◆ SET PROBLEM
The records below are to be quoted in full; please keep every word exact.

#####

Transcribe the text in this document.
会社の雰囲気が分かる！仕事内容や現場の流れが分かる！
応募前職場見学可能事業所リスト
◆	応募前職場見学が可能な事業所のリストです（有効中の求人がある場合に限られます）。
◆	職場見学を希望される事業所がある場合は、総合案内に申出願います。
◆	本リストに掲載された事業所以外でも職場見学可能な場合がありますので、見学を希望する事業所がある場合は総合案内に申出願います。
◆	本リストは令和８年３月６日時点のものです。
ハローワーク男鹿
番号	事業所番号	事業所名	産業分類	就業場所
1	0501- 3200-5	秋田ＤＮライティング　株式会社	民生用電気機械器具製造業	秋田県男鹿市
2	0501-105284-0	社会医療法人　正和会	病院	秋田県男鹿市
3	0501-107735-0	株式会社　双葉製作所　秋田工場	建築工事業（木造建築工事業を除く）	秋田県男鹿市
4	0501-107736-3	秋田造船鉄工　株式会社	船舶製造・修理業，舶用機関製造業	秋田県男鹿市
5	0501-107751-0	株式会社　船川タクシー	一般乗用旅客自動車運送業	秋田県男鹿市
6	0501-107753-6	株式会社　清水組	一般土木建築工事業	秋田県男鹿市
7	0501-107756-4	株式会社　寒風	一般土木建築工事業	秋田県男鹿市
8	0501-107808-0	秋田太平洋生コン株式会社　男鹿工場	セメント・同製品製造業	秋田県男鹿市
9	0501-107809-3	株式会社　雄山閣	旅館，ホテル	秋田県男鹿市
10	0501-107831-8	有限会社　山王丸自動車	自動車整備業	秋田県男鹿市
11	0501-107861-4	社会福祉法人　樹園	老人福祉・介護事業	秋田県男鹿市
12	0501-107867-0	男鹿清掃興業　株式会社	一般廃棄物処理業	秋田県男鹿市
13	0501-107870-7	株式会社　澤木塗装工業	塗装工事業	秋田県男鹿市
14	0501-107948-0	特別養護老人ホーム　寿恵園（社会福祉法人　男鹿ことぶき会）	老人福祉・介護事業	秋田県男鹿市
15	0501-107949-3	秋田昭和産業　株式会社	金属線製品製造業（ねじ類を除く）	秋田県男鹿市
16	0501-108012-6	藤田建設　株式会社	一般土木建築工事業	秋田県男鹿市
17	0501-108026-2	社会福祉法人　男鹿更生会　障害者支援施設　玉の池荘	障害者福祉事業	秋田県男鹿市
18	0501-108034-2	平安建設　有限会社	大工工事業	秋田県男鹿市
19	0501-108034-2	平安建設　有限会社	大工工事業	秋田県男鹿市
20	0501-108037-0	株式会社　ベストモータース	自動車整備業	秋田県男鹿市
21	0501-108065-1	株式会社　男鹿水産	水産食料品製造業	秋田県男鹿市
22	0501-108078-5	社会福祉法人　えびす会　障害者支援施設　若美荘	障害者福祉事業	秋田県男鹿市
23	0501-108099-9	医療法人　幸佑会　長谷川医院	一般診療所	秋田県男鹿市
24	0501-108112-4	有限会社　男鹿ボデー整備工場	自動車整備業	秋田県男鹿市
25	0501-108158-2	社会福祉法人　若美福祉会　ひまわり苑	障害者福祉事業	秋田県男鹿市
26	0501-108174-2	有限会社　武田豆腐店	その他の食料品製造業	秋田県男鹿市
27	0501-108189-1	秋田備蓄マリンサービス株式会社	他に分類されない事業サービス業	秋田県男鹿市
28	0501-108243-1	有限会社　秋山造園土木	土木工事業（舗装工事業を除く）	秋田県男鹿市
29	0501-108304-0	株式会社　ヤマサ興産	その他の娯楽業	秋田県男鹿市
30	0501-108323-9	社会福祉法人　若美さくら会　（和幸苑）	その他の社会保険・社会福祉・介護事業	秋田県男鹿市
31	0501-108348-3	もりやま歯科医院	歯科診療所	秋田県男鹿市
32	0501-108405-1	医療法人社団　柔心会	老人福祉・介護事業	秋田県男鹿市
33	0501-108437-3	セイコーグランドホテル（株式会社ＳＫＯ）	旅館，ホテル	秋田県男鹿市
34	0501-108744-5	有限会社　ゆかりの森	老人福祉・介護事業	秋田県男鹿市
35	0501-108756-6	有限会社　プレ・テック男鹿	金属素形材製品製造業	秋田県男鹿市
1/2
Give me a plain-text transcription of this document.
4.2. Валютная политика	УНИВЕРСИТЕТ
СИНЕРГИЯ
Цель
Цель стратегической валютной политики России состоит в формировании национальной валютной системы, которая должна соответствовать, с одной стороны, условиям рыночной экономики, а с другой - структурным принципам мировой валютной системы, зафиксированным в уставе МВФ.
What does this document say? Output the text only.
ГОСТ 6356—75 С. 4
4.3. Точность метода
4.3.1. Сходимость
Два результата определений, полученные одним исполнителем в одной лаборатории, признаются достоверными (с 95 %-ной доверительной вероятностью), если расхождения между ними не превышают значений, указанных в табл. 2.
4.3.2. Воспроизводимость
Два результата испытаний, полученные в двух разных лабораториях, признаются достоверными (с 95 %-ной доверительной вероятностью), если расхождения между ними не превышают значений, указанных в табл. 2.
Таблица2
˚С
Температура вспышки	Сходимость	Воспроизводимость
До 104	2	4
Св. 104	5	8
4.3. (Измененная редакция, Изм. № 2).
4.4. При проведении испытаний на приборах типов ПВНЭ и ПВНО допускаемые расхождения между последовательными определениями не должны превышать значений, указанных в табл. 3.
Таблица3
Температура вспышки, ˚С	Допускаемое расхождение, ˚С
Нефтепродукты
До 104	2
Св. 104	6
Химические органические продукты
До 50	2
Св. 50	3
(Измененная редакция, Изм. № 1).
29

#####

◆ REPLY TO THE TASK
Transcribe the text in this document.
会社の雰囲気が分かる！仕事内容や現場の流れが分かる！
応募前職場見学可能事業所リスト
◆	応募前職場見学が可能な事業所のリストです（有効中の求人がある場合に限られます）。
◆	職場見学を希望される事業所がある場合は、総合案内に申出願います。
◆	本リストに掲載された事業所以外でも職場見学可能な場合がありますので、見学を希望する事業所がある場合は総合案内に申出願います。
◆	本リストは令和８年３月６日時点のものです。
ハローワーク男鹿
番号	事業所番号	事業所名	産業分類	就業場所
1	0501- 3200-5	秋田ＤＮライティング　株式会社	民生用電気機械器具製造業	秋田県男鹿市
2	0501-105284-0	社会医療法人　正和会	病院	秋田県男鹿市
3	0501-107735-0	株式会社　双葉製作所　秋田工場	建築工事業（木造建築工事業を除く）	秋田県男鹿市
4	0501-107736-3	秋田造船鉄工　株式会社	船舶製造・修理業，舶用機関製造業	秋田県男鹿市
5	0501-107751-0	株式会社　船川タクシー	一般乗用旅客自動車運送業	秋田県男鹿市
6	0501-107753-6	株式会社　清水組	一般土木建築工事業	秋田県男鹿市
7	0501-107756-4	株式会社　寒風	一般土木建築工事業	秋田県男鹿市
8	0501-107808-0	秋田太平洋生コン株式会社　男鹿工場	セメント・同製品製造業	秋田県男鹿市
9	0501-107809-3	株式会社　雄山閣	旅館，ホテル	秋田県男鹿市
10	0501-107831-8	有限会社　山王丸自動車	自動車整備業	秋田県男鹿市
11	0501-107861-4	社会福祉法人　樹園	老人福祉・介護事業	秋田県男鹿市
12	0501-107867-0	男鹿清掃興業　株式会社	一般廃棄物処理業	秋田県男鹿市
13	0501-107870-7	株式会社　澤木塗装工業	塗装工事業	秋田県男鹿市
14	0501-107948-0	特別養護老人ホーム　寿恵園（社会福祉法人　男鹿ことぶき会）	老人福祉・介護事業	秋田県男鹿市
15	0501-107949-3	秋田昭和産業　株式会社	金属線製品製造業（ねじ類を除く）	秋田県男鹿市
16	0501-108012-6	藤田建設　株式会社	一般土木建築工事業	秋田県男鹿市
17	0501-108026-2	社会福祉法人　男鹿更生会　障害者支援施設　玉の池荘	障害者福祉事業	秋田県男鹿市
18	0501-108034-2	平安建設　有限会社	大工工事業	秋田県男鹿市
19	0501-108034-2	平安建設　有限会社	大工工事業	秋田県男鹿市
20	0501-108037-0	株式会社　ベストモータース	自動車整備業	秋田県男鹿市
21	0501-108065-1	株式会社　男鹿水産	水産食料品製造業	秋田県男鹿市
22	0501-108078-5	社会福祉法人　えびす会　障害者支援施設　若美荘	障害者福祉事業	秋田県男鹿市
23	0501-108099-9	医療法人　幸佑会　長谷川医院	一般診療所	秋田県男鹿市
24	0501-108112-4	有限会社　男鹿ボデー整備工場	自動車整備業	秋田県男鹿市
25	0501-108158-2	社会福祉法人　若美福祉会　ひまわり苑	障害者福祉事業	秋田県男鹿市
26	0501-108174-2	有限会社　武田豆腐店	その他の食料品製造業	秋田県男鹿市
27	0501-108189-1	秋田備蓄マリンサービス株式会社	他に分類されない事業サービス業	秋田県男鹿市
28	0501-108243-1	有限会社　秋山造園土木	土木工事業（舗装工事業を除く）	秋田県男鹿市
29	0501-108304-0	株式会社　ヤマサ興産	その他の娯楽業	秋田県男鹿市
30	0501-108323-9	社会福祉法人　若美さくら会　（和幸苑）	その他の社会保険・社会福祉・介護事業	秋田県男鹿市
31	0501-108348-3	もりやま歯科医院	歯科診療所	秋田県男鹿市
32	0501-108405-1	医療法人社団　柔心会	老人福祉・介護事業	秋田県男鹿市
33	0501-108437-3	セイコーグランドホテル（株式会社ＳＫＯ）	旅館，ホテル	秋田県男鹿市
34	0501-108744-5	有限会社　ゆかりの森	老人福祉・介護事業	秋田県男鹿市
35	0501-108756-6	有限会社　プレ・テック男鹿	金属素形材製品製造業	秋田県男鹿市
1/2
Give me a plain-text transcription of this document.
4.2. Валютная политика	УНИВЕРСИТЕТ
СИНЕРГИЯ
Цель
Цель стратегической валютной политики России состоит в формировании национальной валютной системы, которая должна соответствовать, с одной стороны, условиям рыночной экономики, а с другой - структурным принципам мировой валютной системы, зафиксированным в уставе МВФ.
What does this document say? Output the text only.
ГОСТ 6356—75 С. 4
4.3. Точность метода
4.3.1. Сходимость
Два результата определений, полученные одним исполнителем в одной лаборатории, признаются достоверными (с 95 %-ной доверительной вероятностью), если расхождения между ними не превышают значений, указанных в табл. 2.
4.3.2. Воспроизводимость
Два результата испытаний, полученные в двух разных лабораториях, признаются достоверными (с 95 %-ной доверительной вероятностью), если расхождения между ними не превышают значений, указанных в табл. 2.
Таблица2
˚С
Температура вспышки	Сходимость	Воспроизводимость
До 104	2	4
Св. 104	5	8
4.3. (Измененная редакция, Изм. № 2).
4.4. При проведении испытаний на приборах типов ПВНЭ и ПВНО допускаемые расхождения между последовательными определениями не должны превышать значений, указанных в табл. 3.
Таблица3
Температура вспышки, ˚С	Допускаемое расхождение, ˚С
Нефтепродукты
До 104	2
Св. 104	6
Химические органические продукты
До 50	2
Св. 50	3
(Измененная редакция, Изм. № 1).
29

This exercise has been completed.